[Aim of the task] Every record below is to be retyped exactly.

────────────────

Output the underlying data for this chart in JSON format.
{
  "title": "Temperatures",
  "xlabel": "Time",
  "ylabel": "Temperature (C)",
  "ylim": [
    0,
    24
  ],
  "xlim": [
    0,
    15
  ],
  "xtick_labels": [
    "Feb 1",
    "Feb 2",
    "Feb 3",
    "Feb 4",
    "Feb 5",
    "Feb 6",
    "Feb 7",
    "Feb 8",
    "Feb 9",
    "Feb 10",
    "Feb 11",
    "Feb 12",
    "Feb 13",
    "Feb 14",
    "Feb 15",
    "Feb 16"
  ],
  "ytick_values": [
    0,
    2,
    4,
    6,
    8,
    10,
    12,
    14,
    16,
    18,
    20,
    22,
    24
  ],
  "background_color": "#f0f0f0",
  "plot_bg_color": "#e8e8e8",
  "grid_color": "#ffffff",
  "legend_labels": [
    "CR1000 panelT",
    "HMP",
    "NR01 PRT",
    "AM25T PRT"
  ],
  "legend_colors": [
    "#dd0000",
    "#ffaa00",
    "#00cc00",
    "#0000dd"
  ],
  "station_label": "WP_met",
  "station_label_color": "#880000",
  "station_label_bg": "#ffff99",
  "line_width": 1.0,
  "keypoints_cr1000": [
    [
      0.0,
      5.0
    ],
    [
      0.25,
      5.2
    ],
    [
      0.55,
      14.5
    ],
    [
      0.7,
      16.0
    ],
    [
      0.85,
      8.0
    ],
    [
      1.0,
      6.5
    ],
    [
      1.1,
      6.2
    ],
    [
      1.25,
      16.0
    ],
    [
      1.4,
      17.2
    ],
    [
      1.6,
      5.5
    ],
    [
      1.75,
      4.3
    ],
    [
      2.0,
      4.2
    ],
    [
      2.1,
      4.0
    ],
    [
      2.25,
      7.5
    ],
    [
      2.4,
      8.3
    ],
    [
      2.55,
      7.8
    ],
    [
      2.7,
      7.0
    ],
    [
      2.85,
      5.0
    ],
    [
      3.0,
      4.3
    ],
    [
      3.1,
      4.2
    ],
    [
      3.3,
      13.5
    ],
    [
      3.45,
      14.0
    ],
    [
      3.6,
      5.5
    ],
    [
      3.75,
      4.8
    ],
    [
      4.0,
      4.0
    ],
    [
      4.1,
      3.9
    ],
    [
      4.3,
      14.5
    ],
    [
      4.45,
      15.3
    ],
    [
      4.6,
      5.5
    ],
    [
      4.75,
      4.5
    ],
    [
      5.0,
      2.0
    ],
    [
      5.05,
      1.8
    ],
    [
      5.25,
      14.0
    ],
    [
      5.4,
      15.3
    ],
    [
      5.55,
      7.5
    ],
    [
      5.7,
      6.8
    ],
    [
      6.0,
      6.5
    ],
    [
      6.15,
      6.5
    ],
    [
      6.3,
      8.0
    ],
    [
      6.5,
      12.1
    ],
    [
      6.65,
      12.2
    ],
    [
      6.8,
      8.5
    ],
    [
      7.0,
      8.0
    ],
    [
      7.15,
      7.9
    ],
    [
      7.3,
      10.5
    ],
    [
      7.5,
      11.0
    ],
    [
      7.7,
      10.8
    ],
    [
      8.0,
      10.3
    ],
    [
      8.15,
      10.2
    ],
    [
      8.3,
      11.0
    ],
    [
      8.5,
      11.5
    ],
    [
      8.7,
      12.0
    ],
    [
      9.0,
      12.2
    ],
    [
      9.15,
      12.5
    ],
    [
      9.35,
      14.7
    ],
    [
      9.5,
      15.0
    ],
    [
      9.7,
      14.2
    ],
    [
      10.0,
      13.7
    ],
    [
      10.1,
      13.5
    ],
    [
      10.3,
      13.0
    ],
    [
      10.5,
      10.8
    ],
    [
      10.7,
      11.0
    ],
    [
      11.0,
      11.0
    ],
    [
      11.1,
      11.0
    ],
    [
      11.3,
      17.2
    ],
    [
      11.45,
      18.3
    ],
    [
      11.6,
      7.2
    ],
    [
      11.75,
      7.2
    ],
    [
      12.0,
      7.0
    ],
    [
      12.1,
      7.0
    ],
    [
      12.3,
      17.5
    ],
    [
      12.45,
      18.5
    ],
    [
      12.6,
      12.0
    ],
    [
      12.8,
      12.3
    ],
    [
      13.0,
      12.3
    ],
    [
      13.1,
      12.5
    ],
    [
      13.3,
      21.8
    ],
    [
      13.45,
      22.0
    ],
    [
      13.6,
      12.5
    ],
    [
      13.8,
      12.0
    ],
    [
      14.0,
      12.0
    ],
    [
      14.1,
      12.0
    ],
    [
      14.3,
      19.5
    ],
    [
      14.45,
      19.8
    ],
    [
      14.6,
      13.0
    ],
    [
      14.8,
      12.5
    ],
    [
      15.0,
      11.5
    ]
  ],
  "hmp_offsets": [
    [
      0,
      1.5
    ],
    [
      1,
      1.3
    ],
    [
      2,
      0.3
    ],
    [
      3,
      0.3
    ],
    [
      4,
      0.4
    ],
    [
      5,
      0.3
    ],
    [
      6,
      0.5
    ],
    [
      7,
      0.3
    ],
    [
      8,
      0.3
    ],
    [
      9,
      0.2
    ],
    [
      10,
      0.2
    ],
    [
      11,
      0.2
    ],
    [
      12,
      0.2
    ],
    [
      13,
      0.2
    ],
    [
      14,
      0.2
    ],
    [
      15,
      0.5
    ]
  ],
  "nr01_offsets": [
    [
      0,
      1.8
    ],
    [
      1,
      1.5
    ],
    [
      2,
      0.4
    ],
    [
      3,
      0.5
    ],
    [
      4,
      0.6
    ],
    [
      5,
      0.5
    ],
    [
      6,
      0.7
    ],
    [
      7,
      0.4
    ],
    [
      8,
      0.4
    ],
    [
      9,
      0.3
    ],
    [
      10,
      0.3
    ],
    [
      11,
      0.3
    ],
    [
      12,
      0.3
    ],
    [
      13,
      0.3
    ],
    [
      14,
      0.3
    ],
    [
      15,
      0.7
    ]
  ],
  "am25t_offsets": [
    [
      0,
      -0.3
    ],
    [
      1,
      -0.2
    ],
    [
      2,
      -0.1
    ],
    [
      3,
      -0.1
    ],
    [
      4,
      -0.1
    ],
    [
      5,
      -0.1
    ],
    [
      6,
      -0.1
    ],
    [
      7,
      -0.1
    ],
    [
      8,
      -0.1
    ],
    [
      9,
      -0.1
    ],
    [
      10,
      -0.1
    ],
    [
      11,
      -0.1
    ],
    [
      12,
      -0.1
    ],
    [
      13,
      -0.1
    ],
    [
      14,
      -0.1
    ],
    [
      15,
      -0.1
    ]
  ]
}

────────────────

[The reply]
Output the underlying data for this chart in JSON format.
{
  "title": "Temperatures",
  "xlabel": "Time",
  "ylabel": "Temperature (C)",
  "ylim": [
    0,
    24
  ],
  "xlim": [
    0,
    15
  ],
  "xtick_labels": [
    "Feb 1",
    "Feb 2",
    "Feb 3",
    "Feb 4",
    "Feb 5",
    "Feb 6",
    "Feb 7",
    "Feb 8",
    "Feb 9",
    "Feb 10",
    "Feb 11",
    "Feb 12",
    "Feb 13",
    "Feb 14",
    "Feb 15",
    "Feb 16"
  ],
  "ytick_values": [
    0,
    2,
    4,
    6,
    8,
    10,
    12,
    14,
    16,
    18,
    20,
    22,
    24
  ],
  "background_color": "#f0f0f0",
  "plot_bg_color": "#e8e8e8",
  "grid_color": "#ffffff",
  "legend_labels": [
    "CR1000 panelT",
    "HMP",
    "NR01 PRT",
    "AM25T PRT"
  ],
  "legend_colors": [
    "#dd0000",
    "#ffaa00",
    "#00cc00",
    "#0000dd"
  ],
  "station_label": "WP_met",
  "station_label_color": "#880000",
  "station_label_bg": "#ffff99",
  "line_width": 1.0,
  "keypoints_cr1000": [
    [
      0.0,
      5.0
    ],
    [
      0.25,
      5.2
    ],
    [
      0.55,
      14.5
    ],
    [
      0.7,
      16.0
    ],
    [
      0.85,
      8.0
    ],
    [
      1.0,
      6.5
    ],
    [
      1.1,
      6.2
    ],
    [
      1.25,
      16.0
    ],
    [
      1.4,
      17.2
    ],
    [
      1.6,
      5.5
    ],
    [
      1.75,
      4.3
    ],
    [
      2.0,
      4.2
    ],
    [
      2.1,
      4.0
    ],
    [
      2.25,
      7.5
    ],
    [
      2.4,
      8.3
    ],
    [
      2.55,
      7.8
    ],
    [
      2.7,
      7.0
    ],
    [
      2.85,
      5.0
    ],
    [
      3.0,
      4.3
    ],
    [
      3.1,
      4.2
    ],
    [
      3.3,
      13.5
    ],
    [
      3.45,
      14.0
    ],
    [
      3.6,
      5.5
    ],
    [
      3.75,
      4.8
    ],
    [
      4.0,
      4.0
    ],
    [
      4.1,
      3.9
    ],
    [
      4.3,
      14.5
    ],
    [
      4.45,
      15.3
    ],
    [
      4.6,
      5.5
    ],
    [
      4.75,
      4.5
    ],
    [
      5.0,
      2.0
    ],
    [
      5.05,
      1.8
    ],
    [
      5.25,
      14.0
    ],
    [
      5.4,
      15.3
    ],
    [
      5.55,
      7.5
    ],
    [
      5.7,
      6.8
    ],
    [
      6.0,
      6.5
    ],
    [
      6.15,
      6.5
    ],
    [
      6.3,
      8.0
    ],
    [
      6.5,
      12.1
    ],
    [
      6.65,
      12.2
    ],
    [
      6.8,
      8.5
    ],
    [
      7.0,
      8.0
    ],
    [
      7.15,
      7.9
    ],
    [
      7.3,
      10.5
    ],
    [
      7.5,
      11.0
    ],
    [
      7.7,
      10.8
    ],
    [
      8.0,
      10.3
    ],
    [
      8.15,
      10.2
    ],
    [
      8.3,
      11.0
    ],
    [
      8.5,
      11.5
    ],
    [
      8.7,
      12.0
    ],
    [
      9.0,
      12.2
    ],
    [
      9.15,
      12.5
    ],
    [
      9.35,
      14.7
    ],
    [
      9.5,
      15.0
    ],
    [
      9.7,
      14.2
    ],
    [
      10.0,
      13.7
    ],
    [
      10.1,
      13.5
    ],
    [
      10.3,
      13.0
    ],
    [
      10.5,
      10.8
    ],
    [
      10.7,
      11.0
    ],
    [
      11.0,
      11.0
    ],
    [
      11.1,
      11.0
    ],
    [
      11.3,
      17.2
    ],
    [
      11.45,
      18.3
    ],
    [
      11.6,
      7.2
    ],
    [
      11.75,
      7.2
    ],
    [
      12.0,
      7.0
    ],
    [
      12.1,
      7.0
    ],
    [
      12.3,
      17.5
    ],
    [
      12.45,
      18.5
    ],
    [
      12.6,
      12.0
    ],
    [
      12.8,
      12.3
    ],
    [
      13.0,
      12.3
    ],
    [
      13.1,
      12.5
    ],
    [
      13.3,
      21.8
    ],
    [
      13.45,
      22.0
    ],
    [
      13.6,
      12.5
    ],
    [
      13.8,
      12.0
    ],
    [
      14.0,
      12.0
    ],
    [
      14.1,
      12.0
    ],
    [
      14.3,
      19.5
    ],
    [
      14.45,
      19.8
    ],
    [
      14.6,
      13.0
    ],
    [
      14.8,
      12.5
    ],
    [
      15.0,
      11.5
    ]
  ],
  "hmp_offsets": [
    [
      0,
      1.5
    ],
    [
      1,
      1.3
    ],
    [
      2,
      0.3
    ],
    [
      3,
      0.3
    ],
    [
      4,
      0.4
    ],
    [
      5,
      0.3
    ],
    [
      6,
      0.5
    ],
    [
      7,
      0.3
    ],
    [
      8,
      0.3
    ],
    [
      9,
      0.2
    ],
    [
      10,
      0.2
    ],
    [
      11,
      0.2
    ],
    [
      12,
      0.2
    ],
    [
      13,
      0.2
    ],
    [
      14,
      0.2
    ],
    [
      15,
      0.5
    ]
  ],
  "nr01_offsets": [
    [
      0,
      1.8
    ],
    [
      1,
      1.5
    ],
    [
      2,
      0.4
    ],
    [
      3,
      0.5
    ],
    [
      4,
      0.6
    ],
    [
      5,
      0.5
    ],
    [
      6,
      0.7
    ],
    [
      7,
      0.4
    ],
    [
      8,
      0.4
    ],
    [
      9,
      0.3
    ],
    [
      10,
      0.3
    ],
    [
      11,
      0.3
    ],
    [
      12,
      0.3
    ],
    [
      13,
      0.3
    ],
    [
      14,
      0.3
    ],
    [
      15,
      0.7
    ]
  ],
  "am25t_offsets": [
    [
      0,
      -0.3
    ],
    [
      1,
      -0.2
    ],
    [
      2,
      -0.1
    ],
    [
      3,
      -0.1
    ],
    [
      4,
      -0.1
    ],
    [
      5,
      -0.1
    ],
    [
      6,
      -0.1
    ],
    [
      7,
      -0.1
    ],
    [
      8,
      -0.1
    ],
    [
      9,
      -0.1
    ],
    [
      10,
      -0.1
    ],
    [
      11,
      -0.1
    ],
    [
      12,
      -0.1
    ],
    [
      13,
      -0.1
    ],
    [
      14,
      -0.1
    ],
    [
      15,
      -0.1
    ]
  ]
}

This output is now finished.